- _What is asked_
Lines containing the word "category" should be extracted in full.

- _Data shown_
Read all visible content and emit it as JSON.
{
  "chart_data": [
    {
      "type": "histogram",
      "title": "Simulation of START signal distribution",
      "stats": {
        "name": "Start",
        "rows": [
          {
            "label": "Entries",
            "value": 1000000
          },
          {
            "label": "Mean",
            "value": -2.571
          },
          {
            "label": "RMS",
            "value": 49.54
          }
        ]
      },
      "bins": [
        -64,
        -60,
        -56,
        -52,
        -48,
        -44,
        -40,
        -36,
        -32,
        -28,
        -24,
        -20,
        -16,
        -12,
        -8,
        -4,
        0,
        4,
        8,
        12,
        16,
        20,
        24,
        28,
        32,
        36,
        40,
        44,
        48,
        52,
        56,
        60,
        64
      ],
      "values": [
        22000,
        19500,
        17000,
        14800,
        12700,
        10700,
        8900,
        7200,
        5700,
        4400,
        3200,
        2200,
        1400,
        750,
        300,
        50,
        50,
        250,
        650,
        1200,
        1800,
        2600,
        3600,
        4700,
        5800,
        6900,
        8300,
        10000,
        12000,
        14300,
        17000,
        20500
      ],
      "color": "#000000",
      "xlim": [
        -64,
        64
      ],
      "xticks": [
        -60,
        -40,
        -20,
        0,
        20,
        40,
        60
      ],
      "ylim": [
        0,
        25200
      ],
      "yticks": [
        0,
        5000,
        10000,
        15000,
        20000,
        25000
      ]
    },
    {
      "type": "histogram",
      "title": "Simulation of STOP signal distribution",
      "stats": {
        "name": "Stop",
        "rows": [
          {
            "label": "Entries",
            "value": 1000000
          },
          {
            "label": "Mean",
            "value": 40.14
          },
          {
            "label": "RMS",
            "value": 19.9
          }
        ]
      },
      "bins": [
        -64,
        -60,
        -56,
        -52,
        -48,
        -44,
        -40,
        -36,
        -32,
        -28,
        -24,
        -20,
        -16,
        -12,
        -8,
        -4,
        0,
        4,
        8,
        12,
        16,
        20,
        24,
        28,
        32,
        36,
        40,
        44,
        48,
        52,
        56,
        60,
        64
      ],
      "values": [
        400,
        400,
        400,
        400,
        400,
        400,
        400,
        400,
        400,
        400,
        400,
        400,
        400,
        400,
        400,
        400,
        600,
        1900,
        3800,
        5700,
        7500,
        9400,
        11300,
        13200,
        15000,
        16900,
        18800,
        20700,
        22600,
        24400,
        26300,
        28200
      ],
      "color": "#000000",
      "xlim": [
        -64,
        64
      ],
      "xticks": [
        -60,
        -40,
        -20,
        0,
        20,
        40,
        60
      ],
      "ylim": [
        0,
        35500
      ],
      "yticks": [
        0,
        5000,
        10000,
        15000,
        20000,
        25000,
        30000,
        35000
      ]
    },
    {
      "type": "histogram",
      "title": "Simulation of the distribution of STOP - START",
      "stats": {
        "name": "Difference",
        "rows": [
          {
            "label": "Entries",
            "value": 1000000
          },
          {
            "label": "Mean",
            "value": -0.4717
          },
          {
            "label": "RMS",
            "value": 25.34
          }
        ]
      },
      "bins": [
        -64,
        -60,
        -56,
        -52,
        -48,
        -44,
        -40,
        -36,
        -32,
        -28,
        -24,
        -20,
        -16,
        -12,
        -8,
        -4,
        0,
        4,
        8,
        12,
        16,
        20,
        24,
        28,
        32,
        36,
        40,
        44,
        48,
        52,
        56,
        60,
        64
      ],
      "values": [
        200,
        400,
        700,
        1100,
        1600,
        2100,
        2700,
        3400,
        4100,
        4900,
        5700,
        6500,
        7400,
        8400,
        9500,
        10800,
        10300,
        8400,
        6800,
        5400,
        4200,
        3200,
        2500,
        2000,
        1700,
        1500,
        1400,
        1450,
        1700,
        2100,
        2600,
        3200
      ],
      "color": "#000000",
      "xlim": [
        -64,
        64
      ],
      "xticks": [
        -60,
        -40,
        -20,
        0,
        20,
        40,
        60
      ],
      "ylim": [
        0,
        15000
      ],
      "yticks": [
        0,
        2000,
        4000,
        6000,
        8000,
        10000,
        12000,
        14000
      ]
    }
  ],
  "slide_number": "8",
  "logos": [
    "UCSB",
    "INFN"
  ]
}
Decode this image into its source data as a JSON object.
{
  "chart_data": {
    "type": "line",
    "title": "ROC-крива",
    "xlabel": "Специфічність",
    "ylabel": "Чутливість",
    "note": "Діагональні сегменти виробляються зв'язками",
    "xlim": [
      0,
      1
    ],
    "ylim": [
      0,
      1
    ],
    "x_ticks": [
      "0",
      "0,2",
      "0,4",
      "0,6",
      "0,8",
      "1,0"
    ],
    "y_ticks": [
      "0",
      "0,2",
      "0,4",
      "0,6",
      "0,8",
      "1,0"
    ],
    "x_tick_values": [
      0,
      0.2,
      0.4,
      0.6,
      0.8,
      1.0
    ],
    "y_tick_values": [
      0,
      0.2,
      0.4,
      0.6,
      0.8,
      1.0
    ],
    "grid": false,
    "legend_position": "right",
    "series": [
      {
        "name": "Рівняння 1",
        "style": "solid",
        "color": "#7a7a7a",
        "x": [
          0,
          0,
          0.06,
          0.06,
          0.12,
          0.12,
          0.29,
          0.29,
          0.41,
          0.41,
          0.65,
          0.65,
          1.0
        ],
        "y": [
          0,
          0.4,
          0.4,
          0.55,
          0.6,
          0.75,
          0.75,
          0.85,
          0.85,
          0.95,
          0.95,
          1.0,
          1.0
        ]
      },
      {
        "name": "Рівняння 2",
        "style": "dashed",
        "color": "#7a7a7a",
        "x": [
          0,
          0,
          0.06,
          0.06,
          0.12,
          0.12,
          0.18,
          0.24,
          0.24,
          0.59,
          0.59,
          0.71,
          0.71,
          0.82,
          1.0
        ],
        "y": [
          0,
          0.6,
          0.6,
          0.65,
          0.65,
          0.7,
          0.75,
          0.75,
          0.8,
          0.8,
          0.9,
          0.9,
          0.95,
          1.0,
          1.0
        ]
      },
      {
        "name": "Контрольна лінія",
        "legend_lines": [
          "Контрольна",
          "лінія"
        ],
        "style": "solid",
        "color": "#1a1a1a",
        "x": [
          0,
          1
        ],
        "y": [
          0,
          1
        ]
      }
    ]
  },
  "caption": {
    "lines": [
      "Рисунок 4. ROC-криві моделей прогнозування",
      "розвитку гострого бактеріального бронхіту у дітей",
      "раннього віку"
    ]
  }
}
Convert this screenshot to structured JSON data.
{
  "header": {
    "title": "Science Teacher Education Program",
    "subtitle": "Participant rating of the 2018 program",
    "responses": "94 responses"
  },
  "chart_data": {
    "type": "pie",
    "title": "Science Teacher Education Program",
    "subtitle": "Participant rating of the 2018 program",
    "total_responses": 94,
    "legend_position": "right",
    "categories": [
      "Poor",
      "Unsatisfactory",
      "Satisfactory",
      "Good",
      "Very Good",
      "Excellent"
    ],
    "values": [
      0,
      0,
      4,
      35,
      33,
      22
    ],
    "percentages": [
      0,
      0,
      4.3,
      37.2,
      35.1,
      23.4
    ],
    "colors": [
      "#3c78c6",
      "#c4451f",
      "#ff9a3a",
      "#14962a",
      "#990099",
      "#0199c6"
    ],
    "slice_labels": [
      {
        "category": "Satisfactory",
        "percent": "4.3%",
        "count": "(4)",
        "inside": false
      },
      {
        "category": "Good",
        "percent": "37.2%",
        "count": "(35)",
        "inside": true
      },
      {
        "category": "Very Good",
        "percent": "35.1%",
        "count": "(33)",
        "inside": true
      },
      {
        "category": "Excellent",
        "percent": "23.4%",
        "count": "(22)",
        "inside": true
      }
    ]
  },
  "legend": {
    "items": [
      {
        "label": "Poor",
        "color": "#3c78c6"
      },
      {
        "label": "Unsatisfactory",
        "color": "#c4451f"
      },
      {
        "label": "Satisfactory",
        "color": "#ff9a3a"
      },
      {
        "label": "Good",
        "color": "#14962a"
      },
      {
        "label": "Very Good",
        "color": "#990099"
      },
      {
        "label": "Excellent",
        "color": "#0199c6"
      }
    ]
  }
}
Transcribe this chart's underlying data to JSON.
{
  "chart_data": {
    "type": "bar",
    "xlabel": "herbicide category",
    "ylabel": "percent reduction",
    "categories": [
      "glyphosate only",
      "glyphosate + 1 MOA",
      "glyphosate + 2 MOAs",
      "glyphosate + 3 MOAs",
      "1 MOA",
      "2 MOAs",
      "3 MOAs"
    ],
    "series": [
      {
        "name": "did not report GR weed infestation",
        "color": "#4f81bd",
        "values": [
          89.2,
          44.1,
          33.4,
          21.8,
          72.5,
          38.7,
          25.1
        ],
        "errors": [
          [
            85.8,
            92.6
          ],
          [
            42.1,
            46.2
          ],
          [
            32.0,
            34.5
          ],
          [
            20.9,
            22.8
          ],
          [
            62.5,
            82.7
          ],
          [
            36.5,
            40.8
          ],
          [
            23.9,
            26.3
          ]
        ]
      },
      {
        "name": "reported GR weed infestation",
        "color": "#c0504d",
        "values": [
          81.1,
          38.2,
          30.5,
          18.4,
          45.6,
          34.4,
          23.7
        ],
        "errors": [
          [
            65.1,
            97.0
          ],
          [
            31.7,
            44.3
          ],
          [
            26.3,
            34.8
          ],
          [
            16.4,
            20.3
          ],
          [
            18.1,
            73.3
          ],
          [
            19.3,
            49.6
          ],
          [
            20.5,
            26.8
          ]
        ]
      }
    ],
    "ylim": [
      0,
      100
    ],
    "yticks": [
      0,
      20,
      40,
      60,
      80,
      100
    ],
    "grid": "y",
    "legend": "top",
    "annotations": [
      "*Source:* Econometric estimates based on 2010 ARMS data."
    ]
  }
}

- _Output for this exercise_
        "category": "Satisfactory",
        "category": "Good",
        "category": "Very Good",
        "category": "Excellent",
    "xlabel": "herbicide category",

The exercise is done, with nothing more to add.